Objective
Copy out all of the data exactly as it appears.
--- Start Dataset extract ---
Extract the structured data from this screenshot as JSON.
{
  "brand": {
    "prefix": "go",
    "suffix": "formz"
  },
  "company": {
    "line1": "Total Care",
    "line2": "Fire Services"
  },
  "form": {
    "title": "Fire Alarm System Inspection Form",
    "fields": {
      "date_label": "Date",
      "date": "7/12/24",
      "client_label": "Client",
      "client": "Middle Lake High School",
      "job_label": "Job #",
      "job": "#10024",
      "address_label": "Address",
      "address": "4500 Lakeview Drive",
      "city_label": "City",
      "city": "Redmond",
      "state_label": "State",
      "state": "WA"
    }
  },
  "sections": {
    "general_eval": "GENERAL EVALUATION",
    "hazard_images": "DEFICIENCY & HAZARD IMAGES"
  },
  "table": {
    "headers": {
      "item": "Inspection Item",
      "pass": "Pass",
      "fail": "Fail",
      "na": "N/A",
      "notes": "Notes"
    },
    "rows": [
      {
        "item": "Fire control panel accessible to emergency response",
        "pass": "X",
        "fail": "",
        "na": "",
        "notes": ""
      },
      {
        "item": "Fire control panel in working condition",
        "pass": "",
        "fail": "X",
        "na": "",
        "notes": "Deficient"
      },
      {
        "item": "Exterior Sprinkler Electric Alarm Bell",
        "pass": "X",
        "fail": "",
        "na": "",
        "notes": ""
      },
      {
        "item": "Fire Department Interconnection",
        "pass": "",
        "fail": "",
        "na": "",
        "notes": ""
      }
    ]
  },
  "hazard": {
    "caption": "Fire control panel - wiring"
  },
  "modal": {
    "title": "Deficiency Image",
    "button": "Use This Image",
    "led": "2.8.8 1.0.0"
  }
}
--- End Dataset extract ---
Worked solution
Extract the structured data from this screenshot as JSON.
{
  "brand": {
    "prefix": "go",
    "suffix": "formz"
  },
  "company": {
    "line1": "Total Care",
    "line2": "Fire Services"
  },
  "form": {
    "title": "Fire Alarm System Inspection Form",
    "fields": {
      "date_label": "Date",
      "date": "7/12/24",
      "client_label": "Client",
      "client": "Middle Lake High School",
      "job_label": "Job #",
      "job": "#10024",
      "address_label": "Address",
      "address": "4500 Lakeview Drive",
      "city_label": "City",
      "city": "Redmond",
      "state_label": "State",
      "state": "WA"
    }
  },
  "sections": {
    "general_eval": "GENERAL EVALUATION",
    "hazard_images": "DEFICIENCY & HAZARD IMAGES"
  },
  "table": {
    "headers": {
      "item": "Inspection Item",
      "pass": "Pass",
      "fail": "Fail",
      "na": "N/A",
      "notes": "Notes"
    },
    "rows": [
      {
        "item": "Fire control panel accessible to emergency response",
        "pass": "X",
        "fail": "",
        "na": "",
        "notes": ""
      },
      {
        "item": "Fire control panel in working condition",
        "pass": "",
        "fail": "X",
        "na": "",
        "notes": "Deficient"
      },
      {
        "item": "Exterior Sprinkler Electric Alarm Bell",
        "pass": "X",
        "fail": "",
        "na": "",
        "notes": ""
      },
      {
        "item": "Fire Department Interconnection",
        "pass": "",
        "fail": "",
        "na": "",
        "notes": ""
      }
    ]
  },
  "hazard": {
    "caption": "Fire control panel - wiring"
  },
  "modal": {
    "title": "Deficiency Image",
    "button": "Use This Image",
    "led": "2.8.8 1.0.0"
  }
}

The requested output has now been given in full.